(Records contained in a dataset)

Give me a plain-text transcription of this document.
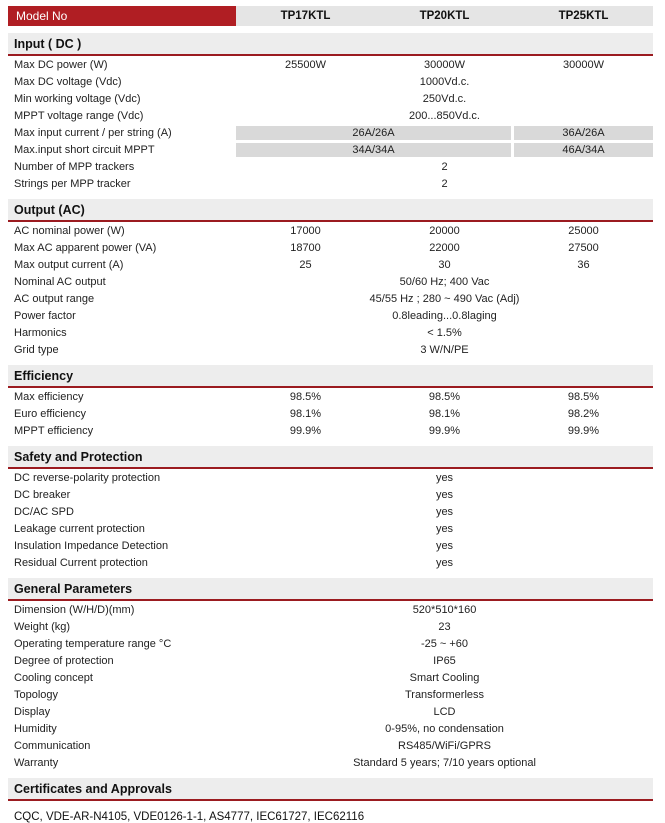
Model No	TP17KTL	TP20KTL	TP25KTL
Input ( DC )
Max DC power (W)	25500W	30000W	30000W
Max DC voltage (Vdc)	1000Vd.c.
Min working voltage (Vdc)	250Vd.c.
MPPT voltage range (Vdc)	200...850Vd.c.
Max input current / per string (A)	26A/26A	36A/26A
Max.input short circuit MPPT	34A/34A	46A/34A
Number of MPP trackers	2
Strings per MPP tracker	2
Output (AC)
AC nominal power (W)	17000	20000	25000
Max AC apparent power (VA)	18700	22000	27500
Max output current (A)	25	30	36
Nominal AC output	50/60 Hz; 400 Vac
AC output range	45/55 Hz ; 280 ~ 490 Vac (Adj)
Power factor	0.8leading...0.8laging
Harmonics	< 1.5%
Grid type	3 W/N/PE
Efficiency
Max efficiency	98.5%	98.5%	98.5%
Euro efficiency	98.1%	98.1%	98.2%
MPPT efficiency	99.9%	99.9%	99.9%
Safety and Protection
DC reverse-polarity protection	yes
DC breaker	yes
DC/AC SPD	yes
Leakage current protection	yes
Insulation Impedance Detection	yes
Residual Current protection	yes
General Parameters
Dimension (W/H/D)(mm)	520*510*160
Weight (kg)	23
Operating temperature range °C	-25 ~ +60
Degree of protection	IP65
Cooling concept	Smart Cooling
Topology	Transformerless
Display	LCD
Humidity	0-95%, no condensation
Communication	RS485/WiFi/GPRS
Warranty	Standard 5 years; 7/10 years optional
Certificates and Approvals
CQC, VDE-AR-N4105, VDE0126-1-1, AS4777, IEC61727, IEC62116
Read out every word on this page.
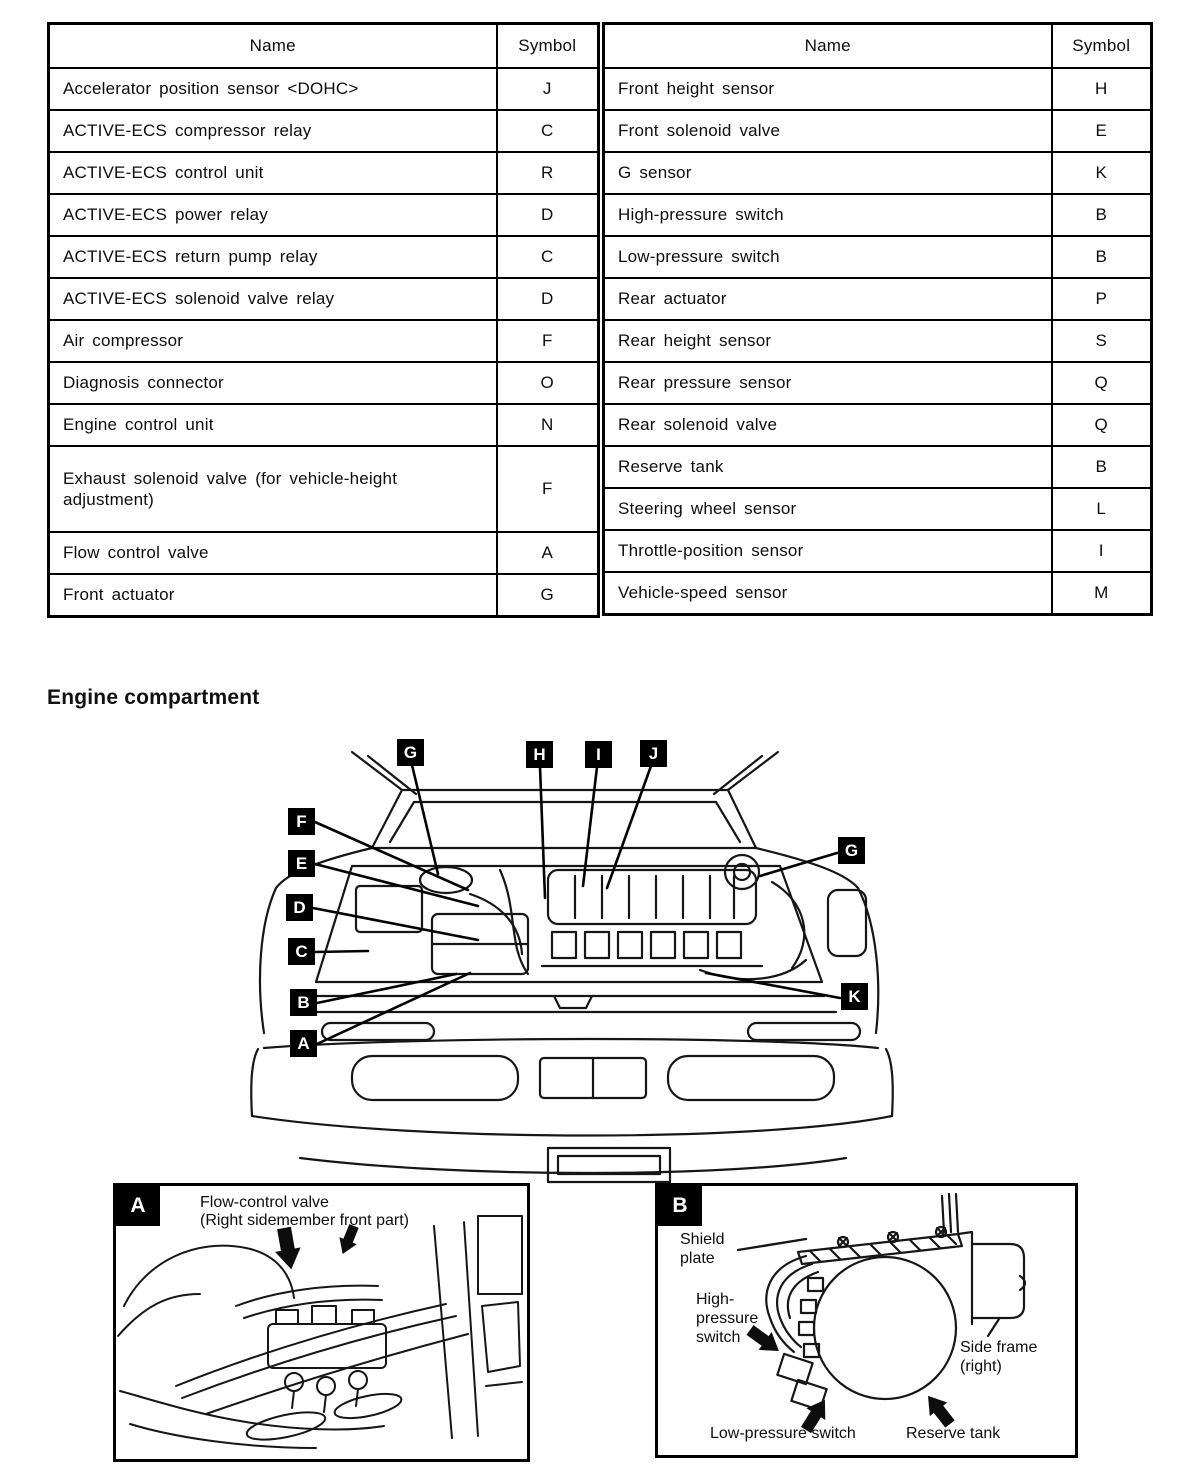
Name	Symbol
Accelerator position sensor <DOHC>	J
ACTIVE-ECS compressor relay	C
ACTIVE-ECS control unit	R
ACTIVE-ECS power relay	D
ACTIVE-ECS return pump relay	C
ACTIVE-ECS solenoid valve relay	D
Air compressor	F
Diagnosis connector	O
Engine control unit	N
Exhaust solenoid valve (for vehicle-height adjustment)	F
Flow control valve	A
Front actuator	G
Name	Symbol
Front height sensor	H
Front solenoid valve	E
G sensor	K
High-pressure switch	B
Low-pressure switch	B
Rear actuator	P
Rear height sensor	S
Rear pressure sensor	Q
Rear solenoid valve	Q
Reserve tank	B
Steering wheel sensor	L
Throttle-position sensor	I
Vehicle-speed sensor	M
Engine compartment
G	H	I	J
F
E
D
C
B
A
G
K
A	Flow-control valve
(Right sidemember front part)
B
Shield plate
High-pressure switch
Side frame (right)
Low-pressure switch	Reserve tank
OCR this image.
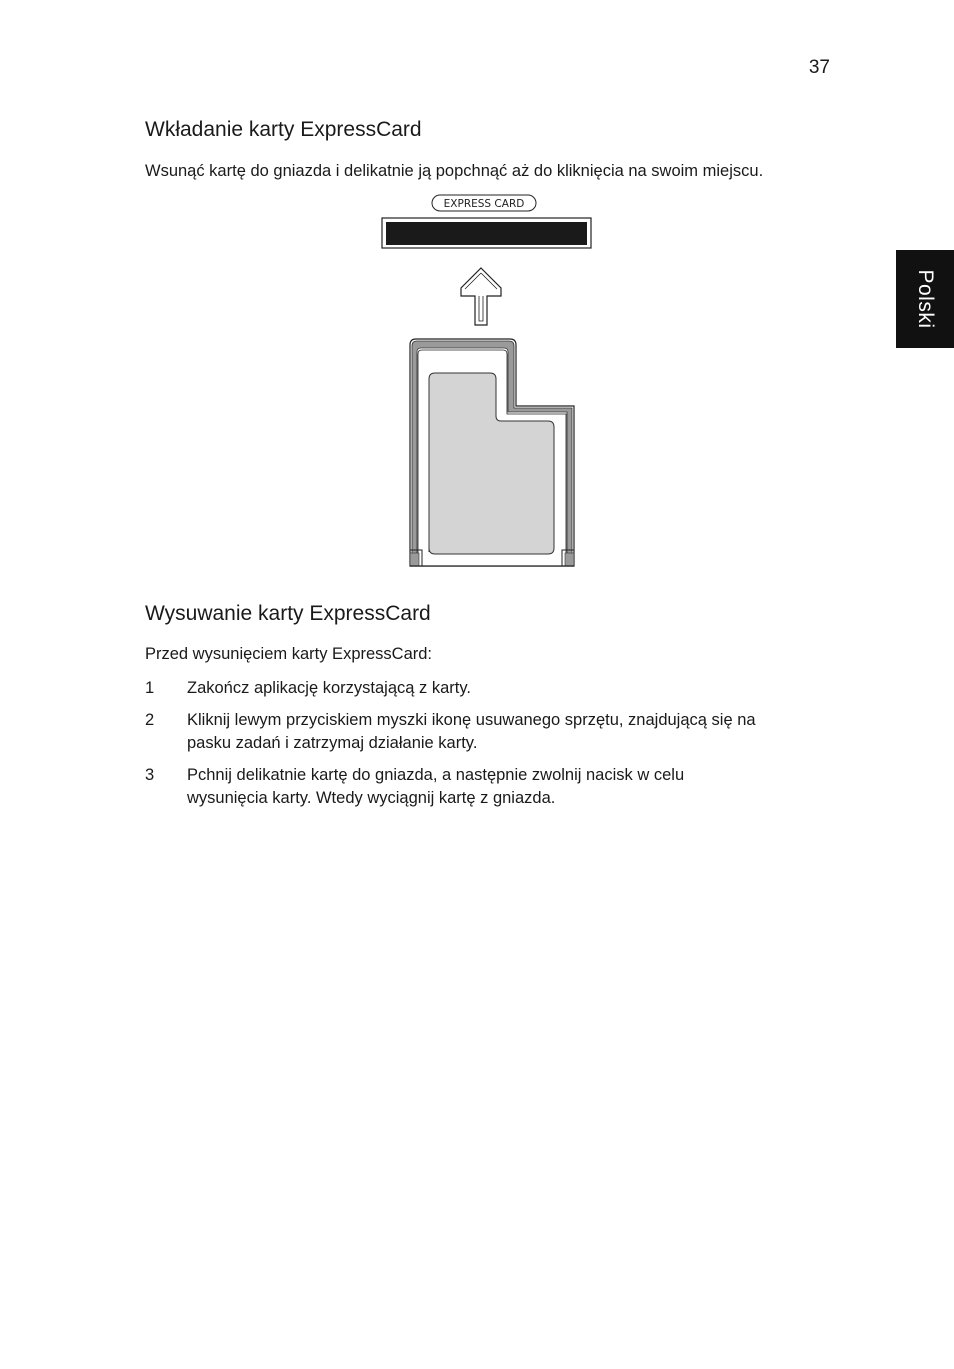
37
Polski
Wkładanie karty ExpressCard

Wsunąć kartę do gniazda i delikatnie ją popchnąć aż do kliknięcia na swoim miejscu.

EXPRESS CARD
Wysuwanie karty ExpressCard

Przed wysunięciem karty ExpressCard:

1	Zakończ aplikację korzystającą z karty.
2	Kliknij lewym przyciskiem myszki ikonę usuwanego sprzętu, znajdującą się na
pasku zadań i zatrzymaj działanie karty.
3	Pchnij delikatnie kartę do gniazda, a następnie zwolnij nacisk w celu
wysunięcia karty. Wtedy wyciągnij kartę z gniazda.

*Written request:* Pull every line containing "tank" from the data.

*Task response:*
Reserve tank	B
Low-pressure switch	Reserve tank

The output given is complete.